● Entries taken from a collection
════════

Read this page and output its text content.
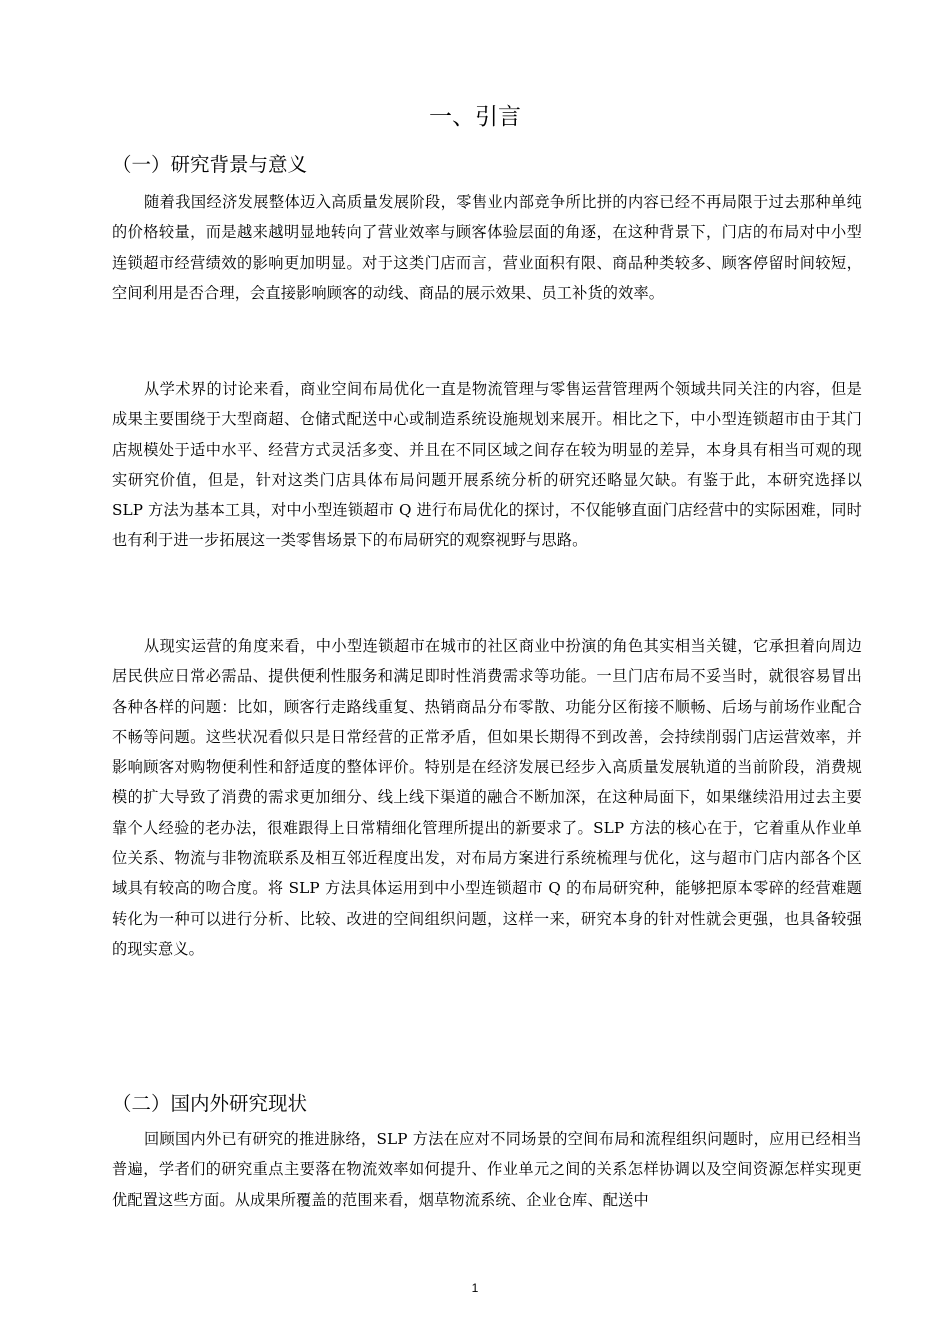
一、引言
（一）研究背景与意义

随着我国经济发展整体迈入高质量发展阶段，零售业内部竞争所比拼的内容已经不再局限于过去那种单纯的价格较量，而是越来越明显地转向了营业效率与顾客体验层面的角逐，在这种背景下，门店的布局对中小型连锁超市经营绩效的影响更加明显。对于这类门店而言，营业面积有限、商品种类较多、顾客停留时间较短，空间利用是否合理，会直接影响顾客的动线、商品的展示效果、员工补货的效率。

从学术界的讨论来看，商业空间布局优化一直是物流管理与零售运营管理两个领域共同关注的内容，但是成果主要围绕于大型商超、仓储式配送中心或制造系统设施规划来展开。相比之下，中小型连锁超市由于其门店规模处于适中水平、经营方式灵活多变、并且在不同区域之间存在较为明显的差异，本身具有相当可观的现实研究价值，但是，针对这类门店具体布局问题开展系统分析的研究还略显欠缺。有鉴于此，本研究选择以 SLP 方法为基本工具，对中小型连锁超市 Q 进行布局优化的探讨，不仅能够直面门店经营中的实际困难，同时也有利于进一步拓展这一类零售场景下的布局研究的观察视野与思路。

从现实运营的角度来看，中小型连锁超市在城市的社区商业中扮演的角色其实相当关键，它承担着向周边居民供应日常必需品、提供便利性服务和满足即时性消费需求等功能。一旦门店布局不妥当时，就很容易冒出各种各样的问题：比如，顾客行走路线重复、热销商品分布零散、功能分区衔接不顺畅、后场与前场作业配合不畅等问题。这些状况看似只是日常经营的正常矛盾，但如果长期得不到改善，会持续削弱门店运营效率，并影响顾客对购物便利性和舒适度的整体评价。特别是在经济发展已经步入高质量发展轨道的当前阶段，消费规模的扩大导致了消费的需求更加细分、线上线下渠道的融合不断加深，在这种局面下，如果继续沿用过去主要靠个人经验的老办法，很难跟得上日常精细化管理所提出的新要求了。SLP 方法的核心在于，它着重从作业单位关系、物流与非物流联系及相互邻近程度出发，对布局方案进行系统梳理与优化，这与超市门店内部各个区域具有较高的吻合度。将 SLP 方法具体运用到中小型连锁超市 Q 的布局研究种，能够把原本零碎的经营难题转化为一种可以进行分析、比较、改进的空间组织问题，这样一来，研究本身的针对性就会更强，也具备较强的现实意义。

（二）国内外研究现状

回顾国内外已有研究的推进脉络，SLP 方法在应对不同场景的空间布局和流程组织问题时，应用已经相当普遍，学者们的研究重点主要落在物流效率如何提升、作业单元之间的关系怎样协调以及空间资源怎样实现更优配置这些方面。从成果所覆盖的范围来看，烟草物流系统、企业仓库、配送中

1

════════

● What you are asked to do
The material above holds pictures; copy everything else in it exactly.

● Answer in full
Read this page and output its text content.
一、引言
（一）研究背景与意义

随着我国经济发展整体迈入高质量发展阶段，零售业内部竞争所比拼的内容已经不再局限于过去那种单纯的价格较量，而是越来越明显地转向了营业效率与顾客体验层面的角逐，在这种背景下，门店的布局对中小型连锁超市经营绩效的影响更加明显。对于这类门店而言，营业面积有限、商品种类较多、顾客停留时间较短，空间利用是否合理，会直接影响顾客的动线、商品的展示效果、员工补货的效率。

从学术界的讨论来看，商业空间布局优化一直是物流管理与零售运营管理两个领域共同关注的内容，但是成果主要围绕于大型商超、仓储式配送中心或制造系统设施规划来展开。相比之下，中小型连锁超市由于其门店规模处于适中水平、经营方式灵活多变、并且在不同区域之间存在较为明显的差异，本身具有相当可观的现实研究价值，但是，针对这类门店具体布局问题开展系统分析的研究还略显欠缺。有鉴于此，本研究选择以 SLP 方法为基本工具，对中小型连锁超市 Q 进行布局优化的探讨，不仅能够直面门店经营中的实际困难，同时也有利于进一步拓展这一类零售场景下的布局研究的观察视野与思路。

从现实运营的角度来看，中小型连锁超市在城市的社区商业中扮演的角色其实相当关键，它承担着向周边居民供应日常必需品、提供便利性服务和满足即时性消费需求等功能。一旦门店布局不妥当时，就很容易冒出各种各样的问题：比如，顾客行走路线重复、热销商品分布零散、功能分区衔接不顺畅、后场与前场作业配合不畅等问题。这些状况看似只是日常经营的正常矛盾，但如果长期得不到改善，会持续削弱门店运营效率，并影响顾客对购物便利性和舒适度的整体评价。特别是在经济发展已经步入高质量发展轨道的当前阶段，消费规模的扩大导致了消费的需求更加细分、线上线下渠道的融合不断加深，在这种局面下，如果继续沿用过去主要靠个人经验的老办法，很难跟得上日常精细化管理所提出的新要求了。SLP 方法的核心在于，它着重从作业单位关系、物流与非物流联系及相互邻近程度出发，对布局方案进行系统梳理与优化，这与超市门店内部各个区域具有较高的吻合度。将 SLP 方法具体运用到中小型连锁超市 Q 的布局研究种，能够把原本零碎的经营难题转化为一种可以进行分析、比较、改进的空间组织问题，这样一来，研究本身的针对性就会更强，也具备较强的现实意义。

（二）国内外研究现状

回顾国内外已有研究的推进脉络，SLP 方法在应对不同场景的空间布局和流程组织问题时，应用已经相当普遍，学者们的研究重点主要落在物流效率如何提升、作业单元之间的关系怎样协调以及空间资源怎样实现更优配置这些方面。从成果所覆盖的范围来看，烟草物流系统、企业仓库、配送中

1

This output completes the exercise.